*Data section*

--- BEGIN ---

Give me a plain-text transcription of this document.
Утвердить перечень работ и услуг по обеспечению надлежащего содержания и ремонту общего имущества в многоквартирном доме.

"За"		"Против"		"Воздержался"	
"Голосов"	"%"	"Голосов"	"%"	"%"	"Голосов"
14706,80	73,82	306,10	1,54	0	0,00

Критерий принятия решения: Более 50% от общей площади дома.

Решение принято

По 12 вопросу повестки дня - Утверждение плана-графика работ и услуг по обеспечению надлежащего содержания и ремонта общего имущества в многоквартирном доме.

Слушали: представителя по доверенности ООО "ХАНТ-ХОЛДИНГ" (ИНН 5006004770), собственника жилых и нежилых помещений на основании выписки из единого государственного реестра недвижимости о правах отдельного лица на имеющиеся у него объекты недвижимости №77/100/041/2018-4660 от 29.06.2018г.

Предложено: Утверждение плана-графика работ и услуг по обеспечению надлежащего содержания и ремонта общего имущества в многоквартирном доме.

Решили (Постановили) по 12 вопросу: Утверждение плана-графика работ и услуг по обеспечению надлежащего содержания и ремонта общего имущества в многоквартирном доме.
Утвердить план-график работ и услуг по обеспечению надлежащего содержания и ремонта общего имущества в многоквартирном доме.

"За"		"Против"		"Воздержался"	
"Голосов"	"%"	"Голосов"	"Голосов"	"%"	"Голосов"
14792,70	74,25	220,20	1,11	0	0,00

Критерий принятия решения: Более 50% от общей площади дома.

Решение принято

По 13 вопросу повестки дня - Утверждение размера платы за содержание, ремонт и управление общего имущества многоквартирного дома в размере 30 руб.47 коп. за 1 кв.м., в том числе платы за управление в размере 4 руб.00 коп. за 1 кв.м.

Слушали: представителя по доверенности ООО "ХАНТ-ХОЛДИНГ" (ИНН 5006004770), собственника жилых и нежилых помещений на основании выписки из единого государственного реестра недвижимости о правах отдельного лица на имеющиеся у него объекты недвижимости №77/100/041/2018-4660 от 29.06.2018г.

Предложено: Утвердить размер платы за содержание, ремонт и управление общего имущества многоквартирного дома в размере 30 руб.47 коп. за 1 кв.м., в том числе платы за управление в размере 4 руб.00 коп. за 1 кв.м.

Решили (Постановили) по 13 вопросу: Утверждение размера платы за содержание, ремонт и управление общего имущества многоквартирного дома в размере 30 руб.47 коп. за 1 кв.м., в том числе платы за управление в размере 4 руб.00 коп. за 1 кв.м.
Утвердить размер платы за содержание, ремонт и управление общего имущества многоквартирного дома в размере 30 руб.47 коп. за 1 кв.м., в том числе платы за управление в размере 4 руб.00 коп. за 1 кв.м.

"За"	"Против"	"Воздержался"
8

--- END ---

*Required task*
Repeat every line of the data, exactly and in full.

*Reply to the exercise*
Give me a plain-text transcription of this document.
Утвердить перечень работ и услуг по обеспечению надлежащего содержания и ремонту общего имущества в многоквартирном доме.

"За"		"Против"		"Воздержался"	
"Голосов"	"%"	"Голосов"	"%"	"%"	"Голосов"
14706,80	73,82	306,10	1,54	0	0,00

Критерий принятия решения: Более 50% от общей площади дома.

Решение принято

По 12 вопросу повестки дня - Утверждение плана-графика работ и услуг по обеспечению надлежащего содержания и ремонта общего имущества в многоквартирном доме.

Слушали: представителя по доверенности ООО "ХАНТ-ХОЛДИНГ" (ИНН 5006004770), собственника жилых и нежилых помещений на основании выписки из единого государственного реестра недвижимости о правах отдельного лица на имеющиеся у него объекты недвижимости №77/100/041/2018-4660 от 29.06.2018г.

Предложено: Утверждение плана-графика работ и услуг по обеспечению надлежащего содержания и ремонта общего имущества в многоквартирном доме.

Решили (Постановили) по 12 вопросу: Утверждение плана-графика работ и услуг по обеспечению надлежащего содержания и ремонта общего имущества в многоквартирном доме.
Утвердить план-график работ и услуг по обеспечению надлежащего содержания и ремонта общего имущества в многоквартирном доме.

"За"		"Против"		"Воздержался"	
"Голосов"	"%"	"Голосов"	"Голосов"	"%"	"Голосов"
14792,70	74,25	220,20	1,11	0	0,00

Критерий принятия решения: Более 50% от общей площади дома.

Решение принято

По 13 вопросу повестки дня - Утверждение размера платы за содержание, ремонт и управление общего имущества многоквартирного дома в размере 30 руб.47 коп. за 1 кв.м., в том числе платы за управление в размере 4 руб.00 коп. за 1 кв.м.

Слушали: представителя по доверенности ООО "ХАНТ-ХОЛДИНГ" (ИНН 5006004770), собственника жилых и нежилых помещений на основании выписки из единого государственного реестра недвижимости о правах отдельного лица на имеющиеся у него объекты недвижимости №77/100/041/2018-4660 от 29.06.2018г.

Предложено: Утвердить размер платы за содержание, ремонт и управление общего имущества многоквартирного дома в размере 30 руб.47 коп. за 1 кв.м., в том числе платы за управление в размере 4 руб.00 коп. за 1 кв.м.

Решили (Постановили) по 13 вопросу: Утверждение размера платы за содержание, ремонт и управление общего имущества многоквартирного дома в размере 30 руб.47 коп. за 1 кв.м., в том числе платы за управление в размере 4 руб.00 коп. за 1 кв.м.
Утвердить размер платы за содержание, ремонт и управление общего имущества многоквартирного дома в размере 30 руб.47 коп. за 1 кв.м., в том числе платы за управление в размере 4 руб.00 коп. за 1 кв.м.

"За"	"Против"	"Воздержался"
8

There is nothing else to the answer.